Short task →
Locate each line of the material that contains "shopping", then return it.

┄┄┄┄┄┄┄┄┄┄┄┄┄┄┄┄┄┄┄┄

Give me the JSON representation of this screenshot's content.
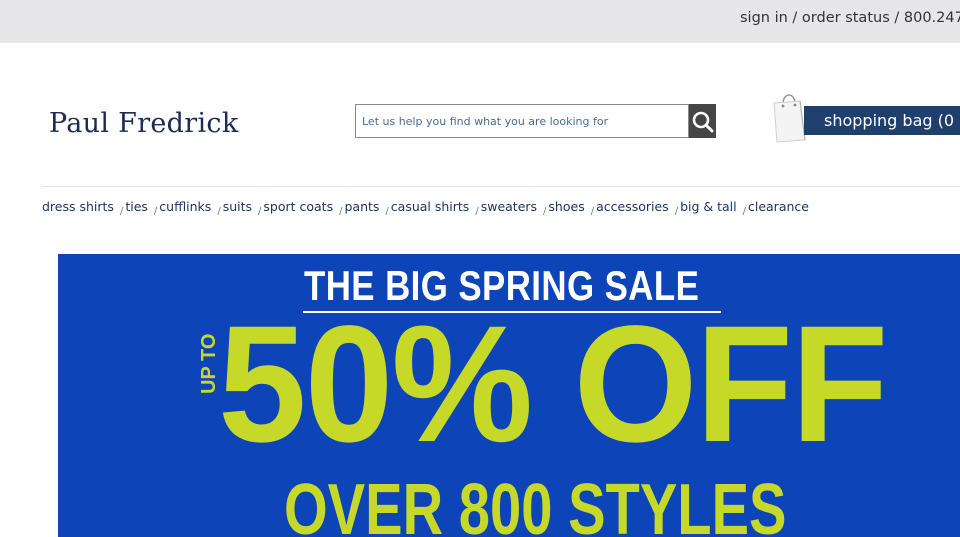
{
  "utility": {
    "sign_in": "sign in",
    "sep1": " / ",
    "order_status": "order status",
    "sep2": " / ",
    "phone": "800.247."
  },
  "brand": {
    "logo_text": "Paul Fredrick"
  },
  "search": {
    "placeholder": "Let us help you find what you are looking for",
    "icon": "search-icon"
  },
  "cart": {
    "label": "shopping bag (0",
    "icon": "shopping-bag-icon"
  },
  "nav": {
    "separator": "/",
    "items": [
      {
        "label": "dress shirts"
      },
      {
        "label": "ties"
      },
      {
        "label": "cufflinks"
      },
      {
        "label": "suits"
      },
      {
        "label": "sport coats"
      },
      {
        "label": "pants"
      },
      {
        "label": "casual shirts"
      },
      {
        "label": "sweaters"
      },
      {
        "label": "shoes"
      },
      {
        "label": "accessories"
      },
      {
        "label": "big & tall"
      },
      {
        "label": "clearance"
      }
    ]
  },
  "banner": {
    "headline": "THE BIG SPRING SALE",
    "up_to": "UP TO",
    "offer": "50% OFF",
    "subline": "OVER 800 STYLES"
  },
  "colors": {
    "banner_bg": "#0d44b8",
    "banner_accent": "#c6d929",
    "cart_bg": "#1f3f6e",
    "link": "#1d3566",
    "utility_bg": "#e6e6e8"
  }
}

┄┄┄┄┄┄┄┄┄┄┄┄┄┄┄┄┄┄┄┄

Response to this task →
    "label": "shopping bag (0",
    "icon": "shopping-bag-icon"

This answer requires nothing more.